• [EXERCISE MATERIAL]
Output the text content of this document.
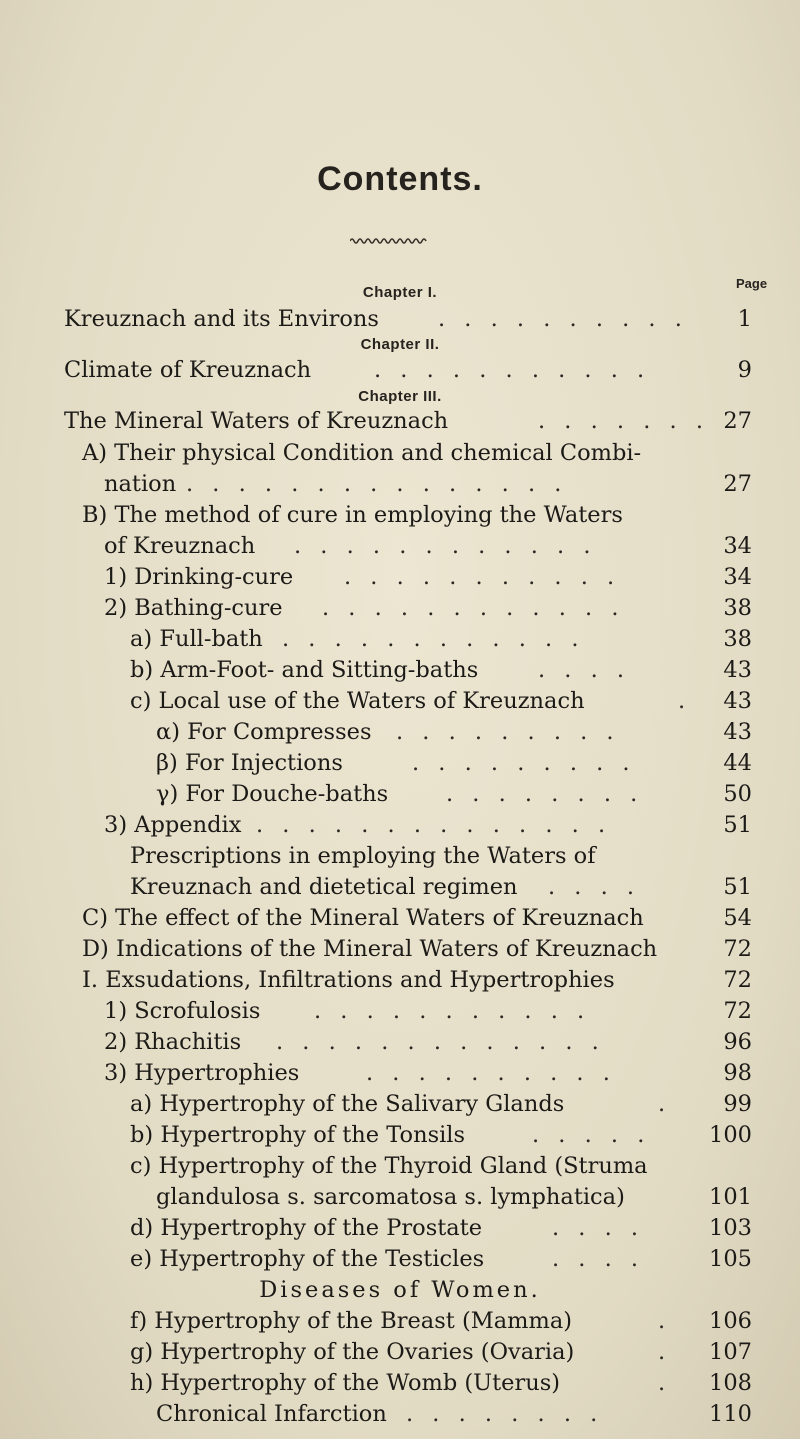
Contents.
Page
Chapter I.
Kreuznach and its Environs	. . . . . . . . . .	1
Chapter II.
Climate of Kreuznach	. . . . . . . . . . .	9
Chapter III.
The Mineral Waters of Kreuznach	. . . . . . . 27
A) Their physical Condition and chemical Combi-
nation . . . . . . . . . . . . . . .	27
B) The method of cure in employing the Waters
of Kreuznach . . . . . . . . . . . .	34
1) Drinking-cure . . . . . . . . . . .	34
2) Bathing-cure . . . . . . . . . . . .	38
a) Full-bath . . . . . . . . . . . .	38
b) Arm-Foot- and Sitting-baths	. . . .	43
c) Local use of the Waters of Kreuznach	.	43
α) For Compresses . . . . . . . . .	43
β) For Injections	. . . . . . . . .	44
γ) For Douche-baths	. . . . . . . .	50
3) Appendix . . . . . . . . . . . . . .	51
Prescriptions in employing the Waters of
Kreuznach and dietetical regimen . . . .	51
C) The effect of the Mineral Waters of Kreuznach	54
D) Indications of the Mineral Waters of Kreuznach	72
I. Exsudations, Infiltrations and Hypertrophies	72
1) Scrofulosis . . . . . . . . . . .	72
2) Rhachitis . . . . . . . . . . . . .	96
3) Hypertrophies	. . . . . . . . . .	98
a) Hypertrophy of the Salivary Glands	.	99
b) Hypertrophy of the Tonsils	. . . . .	100
c) Hypertrophy of the Thyroid Gland (Struma
glandulosa s. sarcomatosa s. lymphatica)	101
d) Hypertrophy of the Prostate	. . . .	103
e) Hypertrophy of the Testicles	. . . .	105
Diseases of Women.
f) Hypertrophy of the Breast (Mamma)	.	106
g) Hypertrophy of the Ovaries (Ovaria)	.	107
h) Hypertrophy of the Womb (Uterus)	.	108
Chronical Infarction . . . . . . . .	110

• [GOAL OF THE EXERCISE] Select the lines that carry the string "Kreuznach" and copy them.

• [WRITTEN ANSWER]
Kreuznach and its Environs	. . . . . . . . . .	1
Climate of Kreuznach	. . . . . . . . . . .	9
The Mineral Waters of Kreuznach	. . . . . . . 27
of Kreuznach . . . . . . . . . . . .	34
c) Local use of the Waters of Kreuznach	.	43
Kreuznach and dietetical regimen . . . .	51
C) The effect of the Mineral Waters of Kreuznach	54
D) Indications of the Mineral Waters of Kreuznach	72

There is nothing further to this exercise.